### Provided entries

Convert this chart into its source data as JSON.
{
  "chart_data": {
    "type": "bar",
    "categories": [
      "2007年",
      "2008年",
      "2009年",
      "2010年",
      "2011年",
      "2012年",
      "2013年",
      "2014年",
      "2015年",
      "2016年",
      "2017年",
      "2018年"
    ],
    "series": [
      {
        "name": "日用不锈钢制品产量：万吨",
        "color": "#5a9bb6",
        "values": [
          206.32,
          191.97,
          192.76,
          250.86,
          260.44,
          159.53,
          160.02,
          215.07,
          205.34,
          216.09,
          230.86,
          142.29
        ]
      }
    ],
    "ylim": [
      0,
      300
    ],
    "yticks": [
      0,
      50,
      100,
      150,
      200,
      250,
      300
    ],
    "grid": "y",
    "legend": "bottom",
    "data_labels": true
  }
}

### Request
Transcribe the data above in full, exactly.

### Reply to the exercise
Convert this chart into its source data as JSON.
{
  "chart_data": {
    "type": "bar",
    "categories": [
      "2007年",
      "2008年",
      "2009年",
      "2010年",
      "2011年",
      "2012年",
      "2013年",
      "2014年",
      "2015年",
      "2016年",
      "2017年",
      "2018年"
    ],
    "series": [
      {
        "name": "日用不锈钢制品产量：万吨",
        "color": "#5a9bb6",
        "values": [
          206.32,
          191.97,
          192.76,
          250.86,
          260.44,
          159.53,
          160.02,
          215.07,
          205.34,
          216.09,
          230.86,
          142.29
        ]
      }
    ],
    "ylim": [
      0,
      300
    ],
    "yticks": [
      0,
      50,
      100,
      150,
      200,
      250,
      300
    ],
    "grid": "y",
    "legend": "bottom",
    "data_labels": true
  }
}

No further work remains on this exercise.